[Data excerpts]
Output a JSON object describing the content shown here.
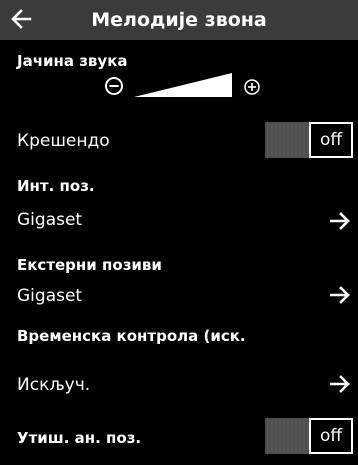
{
  "header": {
    "title": "Мелодије звона",
    "back_icon": "back-arrow-icon"
  },
  "volume": {
    "label": "Јачина звука",
    "level": 0.75,
    "minus_icon": "minus-circle-icon",
    "plus_icon": "plus-circle-icon"
  },
  "crescendo": {
    "label": "Крешендо",
    "state": "off"
  },
  "internal_calls": {
    "section": "Инт. поз.",
    "value": "Gigaset"
  },
  "external_calls": {
    "section": "Екстерни позиви",
    "value": "Gigaset"
  },
  "time_control": {
    "section": "Временска контрола (иск.",
    "value": "Искључ."
  },
  "mute_anonymous": {
    "label": "Утиш. ан. поз.",
    "state": "off"
  }
}
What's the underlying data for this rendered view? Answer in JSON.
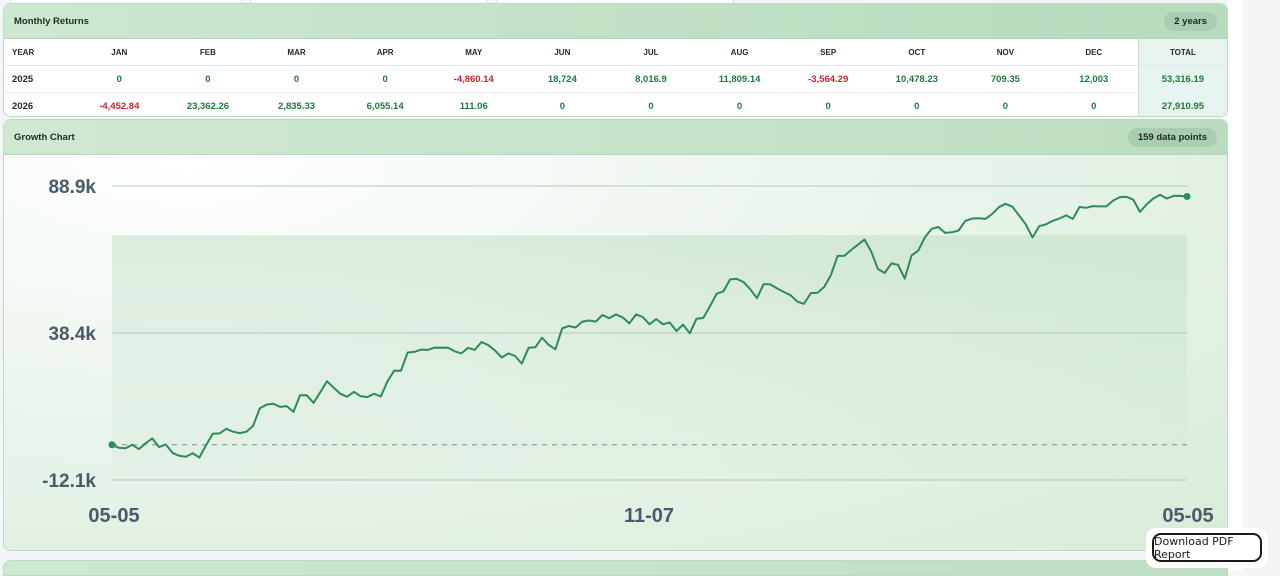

[WHAT THE TASK ASKS]: Leave the pictures out and reproduce each record exactly as written.

[EXERCISE ANSWER]:
Output a JSON object describing the content shown here.
{
  "header": {
    "title": "Мелодије звона",
    "back_icon": "back-arrow-icon"
  },
  "volume": {
    "label": "Јачина звука",
    "level": 0.75,
    "minus_icon": "minus-circle-icon",
    "plus_icon": "plus-circle-icon"
  },
  "crescendo": {
    "label": "Крешендо",
    "state": "off"
  },
  "internal_calls": {
    "section": "Инт. поз.",
    "value": "Gigaset"
  },
  "external_calls": {
    "section": "Екстерни позиви",
    "value": "Gigaset"
  },
  "time_control": {
    "section": "Временска контрола (иск.",
    "value": "Искључ."
  },
  "mute_anonymous": {
    "label": "Утиш. ан. поз.",
    "state": "off"
  }
}
What's the underlying data for this rendered view? Answer in JSON.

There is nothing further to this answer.